| MATERIAL PROVIDED |
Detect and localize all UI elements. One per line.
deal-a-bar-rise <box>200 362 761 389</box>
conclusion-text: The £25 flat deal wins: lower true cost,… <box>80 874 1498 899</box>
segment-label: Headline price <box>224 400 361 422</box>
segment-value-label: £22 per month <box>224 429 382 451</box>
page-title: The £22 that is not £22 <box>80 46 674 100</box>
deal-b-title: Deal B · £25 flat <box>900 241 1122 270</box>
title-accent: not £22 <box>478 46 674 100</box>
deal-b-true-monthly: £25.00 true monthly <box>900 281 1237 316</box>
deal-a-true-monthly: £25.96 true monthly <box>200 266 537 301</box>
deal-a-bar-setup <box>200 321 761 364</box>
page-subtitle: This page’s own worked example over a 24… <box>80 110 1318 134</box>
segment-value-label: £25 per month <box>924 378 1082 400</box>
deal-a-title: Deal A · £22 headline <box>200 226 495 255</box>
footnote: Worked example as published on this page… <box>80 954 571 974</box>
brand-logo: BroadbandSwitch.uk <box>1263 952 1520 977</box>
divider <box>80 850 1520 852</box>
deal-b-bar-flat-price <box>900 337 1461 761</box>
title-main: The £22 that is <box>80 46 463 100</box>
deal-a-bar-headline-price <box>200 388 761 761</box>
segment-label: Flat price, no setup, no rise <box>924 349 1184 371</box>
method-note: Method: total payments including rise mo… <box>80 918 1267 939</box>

| WORK TO DO |
Copy every row above word for word, keeping each line and its order unchanged.

| TASK RESPONSE |
Detect and localize all UI elements. One per line.
deal-a-bar-rise <box>200 362 761 389</box>
conclusion-text: The £25 flat deal wins: lower true cost,… <box>80 874 1498 899</box>
segment-label: Headline price <box>224 400 361 422</box>
segment-value-label: £22 per month <box>224 429 382 451</box>
page-title: The £22 that is not £22 <box>80 46 674 100</box>
deal-b-title: Deal B · £25 flat <box>900 241 1122 270</box>
title-accent: not £22 <box>478 46 674 100</box>
deal-b-true-monthly: £25.00 true monthly <box>900 281 1237 316</box>
deal-a-true-monthly: £25.96 true monthly <box>200 266 537 301</box>
deal-a-bar-setup <box>200 321 761 364</box>
page-subtitle: This page’s own worked example over a 24… <box>80 110 1318 134</box>
segment-value-label: £25 per month <box>924 378 1082 400</box>
deal-a-title: Deal A · £22 headline <box>200 226 495 255</box>
footnote: Worked example as published on this page… <box>80 954 571 974</box>
brand-logo: BroadbandSwitch.uk <box>1263 952 1520 977</box>
divider <box>80 850 1520 852</box>
deal-b-bar-flat-price <box>900 337 1461 761</box>
title-main: The £22 that is <box>80 46 463 100</box>
deal-a-bar-headline-price <box>200 388 761 761</box>
segment-label: Flat price, no setup, no rise <box>924 349 1184 371</box>
method-note: Method: total payments including rise mo… <box>80 918 1267 939</box>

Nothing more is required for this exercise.